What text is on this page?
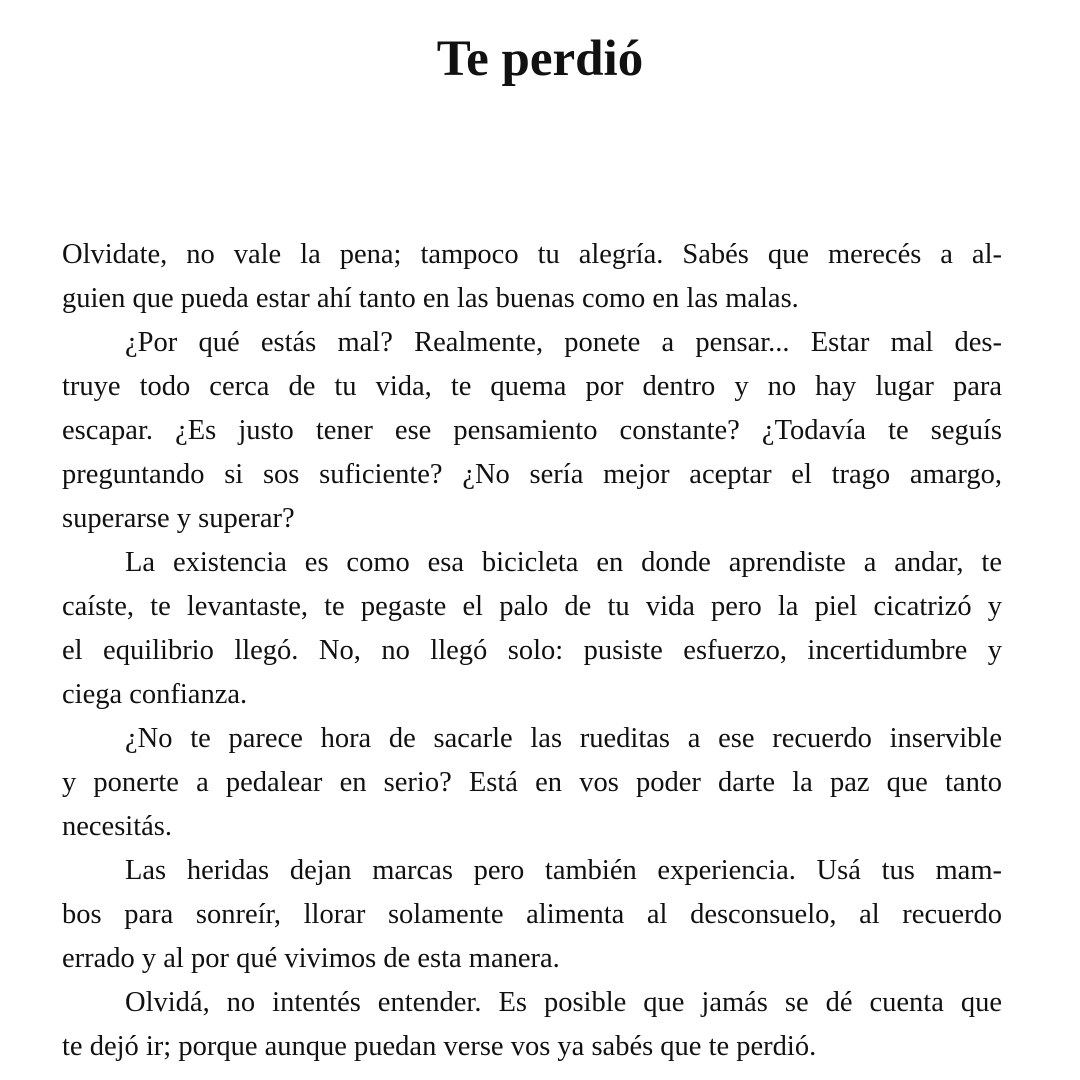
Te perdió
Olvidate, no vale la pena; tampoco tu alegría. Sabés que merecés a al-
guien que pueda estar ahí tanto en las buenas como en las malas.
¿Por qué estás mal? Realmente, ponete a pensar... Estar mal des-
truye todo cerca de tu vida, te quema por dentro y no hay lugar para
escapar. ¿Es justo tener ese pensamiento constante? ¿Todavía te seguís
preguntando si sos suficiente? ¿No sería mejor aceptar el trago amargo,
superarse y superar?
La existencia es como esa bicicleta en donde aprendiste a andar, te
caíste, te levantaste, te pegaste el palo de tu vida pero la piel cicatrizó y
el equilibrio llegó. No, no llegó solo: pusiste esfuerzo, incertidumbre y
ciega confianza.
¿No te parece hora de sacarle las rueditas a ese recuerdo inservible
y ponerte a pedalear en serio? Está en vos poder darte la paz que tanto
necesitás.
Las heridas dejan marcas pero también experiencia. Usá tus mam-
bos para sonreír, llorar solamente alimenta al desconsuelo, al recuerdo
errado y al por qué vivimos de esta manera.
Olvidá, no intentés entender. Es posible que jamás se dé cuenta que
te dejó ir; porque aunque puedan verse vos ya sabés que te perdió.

◆ **TASK DIRECTIONS**: Identify the lines that hold the word "para". Copy every one of them.

◆ **WORKED ANSWER**:
truye todo cerca de tu vida, te quema por dentro y no hay lugar para
bos para sonreír, llorar solamente alimenta al desconsuelo, al recuerdo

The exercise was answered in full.